[Data items]

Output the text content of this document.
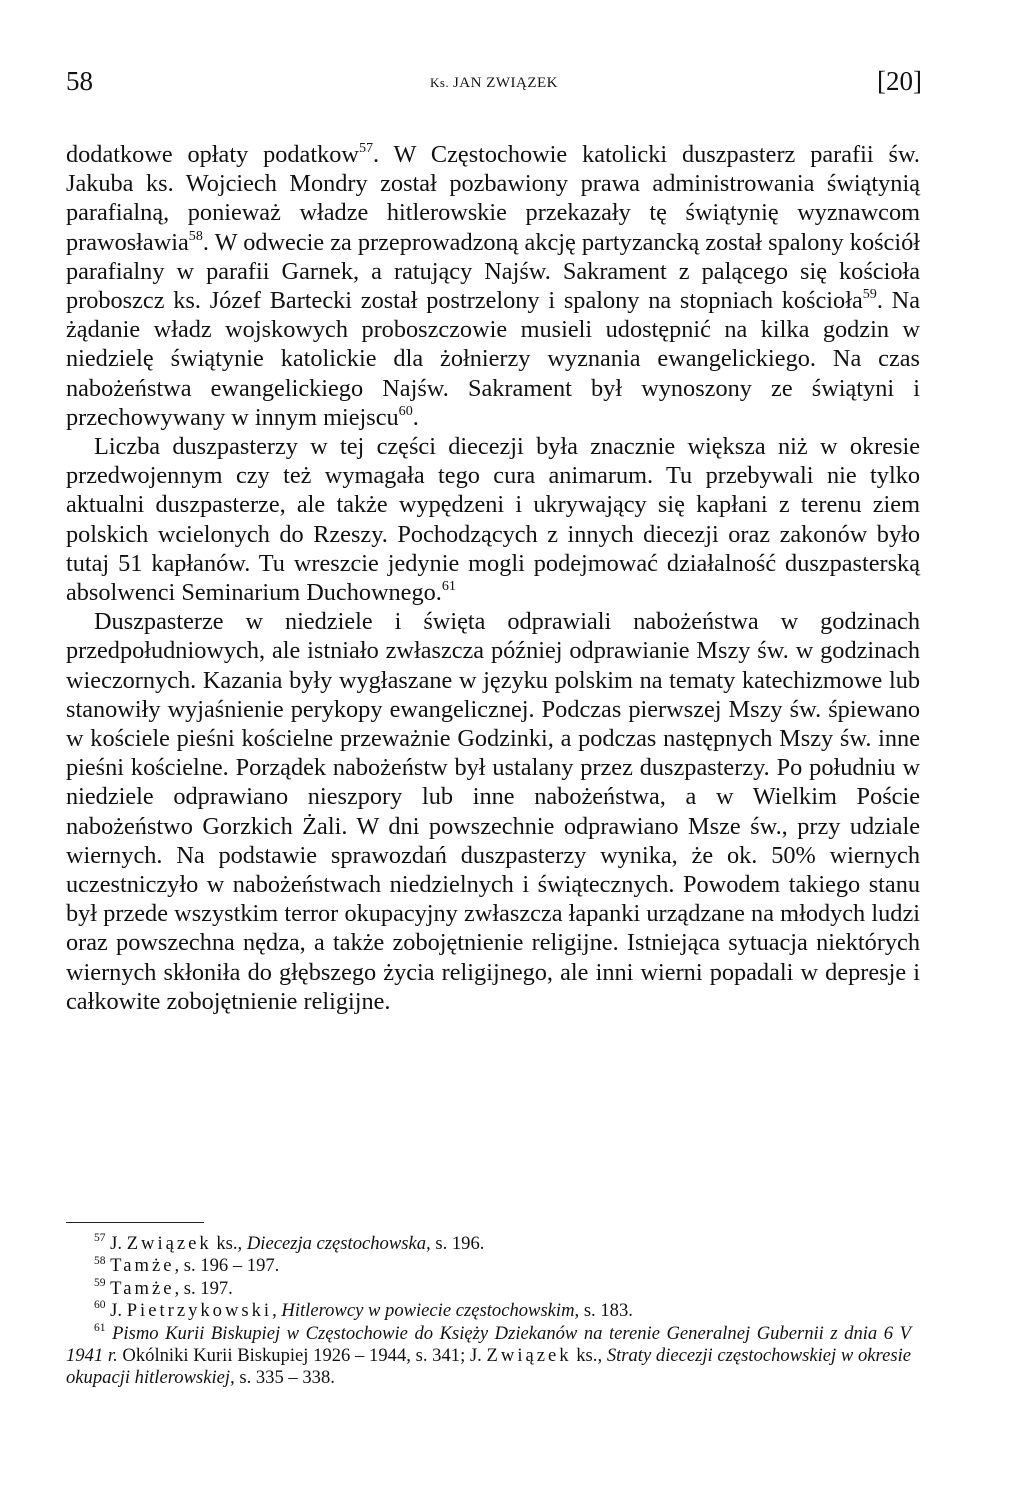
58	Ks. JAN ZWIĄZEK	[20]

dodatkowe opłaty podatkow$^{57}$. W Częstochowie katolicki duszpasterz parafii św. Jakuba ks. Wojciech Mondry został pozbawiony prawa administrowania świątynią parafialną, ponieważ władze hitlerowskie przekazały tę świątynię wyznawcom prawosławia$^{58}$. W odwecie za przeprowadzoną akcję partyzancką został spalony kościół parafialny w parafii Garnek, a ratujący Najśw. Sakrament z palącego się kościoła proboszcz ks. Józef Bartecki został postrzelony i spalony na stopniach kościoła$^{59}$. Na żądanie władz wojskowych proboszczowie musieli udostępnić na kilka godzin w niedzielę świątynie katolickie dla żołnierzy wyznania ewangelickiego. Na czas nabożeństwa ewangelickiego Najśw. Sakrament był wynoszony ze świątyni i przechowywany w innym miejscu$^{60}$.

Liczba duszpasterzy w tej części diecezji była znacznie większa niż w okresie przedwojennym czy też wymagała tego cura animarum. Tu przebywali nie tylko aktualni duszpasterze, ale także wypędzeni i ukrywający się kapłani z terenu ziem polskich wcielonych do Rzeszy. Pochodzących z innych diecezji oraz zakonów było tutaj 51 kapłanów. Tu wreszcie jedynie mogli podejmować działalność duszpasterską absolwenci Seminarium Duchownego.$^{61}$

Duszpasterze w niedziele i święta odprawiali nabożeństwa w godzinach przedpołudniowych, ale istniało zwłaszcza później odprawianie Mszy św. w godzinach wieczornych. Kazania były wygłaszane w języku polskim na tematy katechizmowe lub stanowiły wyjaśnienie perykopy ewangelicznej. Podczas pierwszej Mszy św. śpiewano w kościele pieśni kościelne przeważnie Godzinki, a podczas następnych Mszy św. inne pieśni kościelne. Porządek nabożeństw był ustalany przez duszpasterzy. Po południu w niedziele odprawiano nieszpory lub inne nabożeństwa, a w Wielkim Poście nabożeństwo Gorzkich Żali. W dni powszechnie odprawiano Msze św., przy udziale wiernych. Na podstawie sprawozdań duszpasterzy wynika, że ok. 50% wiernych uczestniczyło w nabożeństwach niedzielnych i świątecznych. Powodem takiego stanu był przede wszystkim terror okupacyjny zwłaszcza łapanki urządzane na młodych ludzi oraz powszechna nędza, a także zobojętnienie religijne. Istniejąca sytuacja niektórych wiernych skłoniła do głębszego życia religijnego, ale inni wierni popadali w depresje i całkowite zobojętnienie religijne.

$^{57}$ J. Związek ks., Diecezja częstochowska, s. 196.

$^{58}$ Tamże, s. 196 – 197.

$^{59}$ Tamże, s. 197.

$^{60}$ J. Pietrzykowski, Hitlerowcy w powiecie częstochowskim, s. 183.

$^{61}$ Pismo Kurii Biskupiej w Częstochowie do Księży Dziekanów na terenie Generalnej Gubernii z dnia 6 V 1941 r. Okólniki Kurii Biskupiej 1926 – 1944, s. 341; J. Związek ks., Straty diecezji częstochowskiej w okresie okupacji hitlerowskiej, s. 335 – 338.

* * *

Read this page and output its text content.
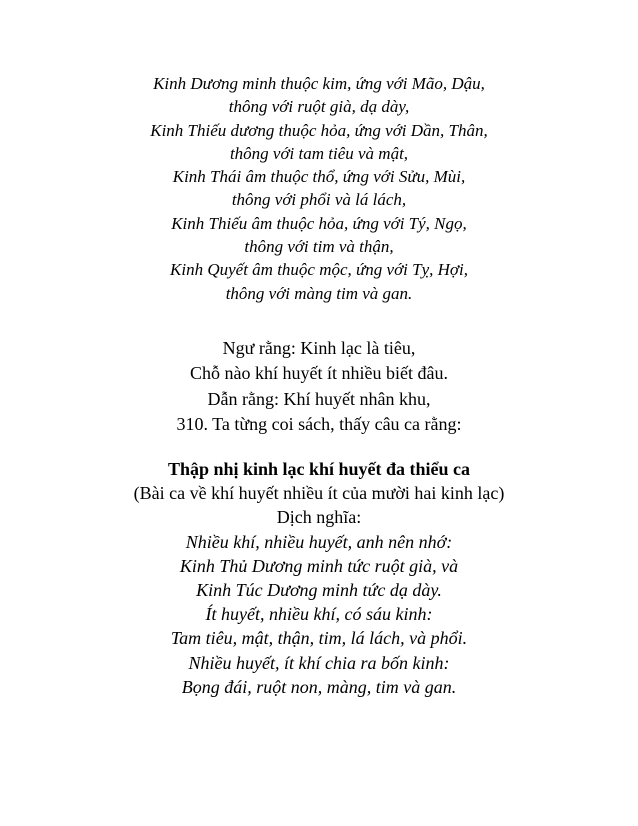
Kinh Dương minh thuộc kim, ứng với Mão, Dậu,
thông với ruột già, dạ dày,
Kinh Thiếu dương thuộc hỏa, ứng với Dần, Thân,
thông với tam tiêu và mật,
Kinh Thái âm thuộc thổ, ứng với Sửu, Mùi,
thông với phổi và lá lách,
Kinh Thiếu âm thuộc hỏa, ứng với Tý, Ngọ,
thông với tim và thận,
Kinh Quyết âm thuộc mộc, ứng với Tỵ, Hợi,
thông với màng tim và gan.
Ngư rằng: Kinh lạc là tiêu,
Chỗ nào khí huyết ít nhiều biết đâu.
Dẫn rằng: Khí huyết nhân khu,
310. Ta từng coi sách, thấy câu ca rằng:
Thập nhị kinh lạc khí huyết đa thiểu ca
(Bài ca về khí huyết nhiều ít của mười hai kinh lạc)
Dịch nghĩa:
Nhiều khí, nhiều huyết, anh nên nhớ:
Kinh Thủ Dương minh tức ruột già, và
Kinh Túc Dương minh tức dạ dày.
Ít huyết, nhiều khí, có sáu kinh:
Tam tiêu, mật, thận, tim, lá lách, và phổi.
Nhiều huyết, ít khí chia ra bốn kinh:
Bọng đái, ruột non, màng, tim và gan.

◆ Exercise prompt ◆
Scan the listing above and identify each line holding the string "Thiếu"; copy every such line.

◆ Written solution ◆
Kinh Thiếu dương thuộc hỏa, ứng với Dần, Thân,
Kinh Thiếu âm thuộc hỏa, ứng với Tý, Ngọ,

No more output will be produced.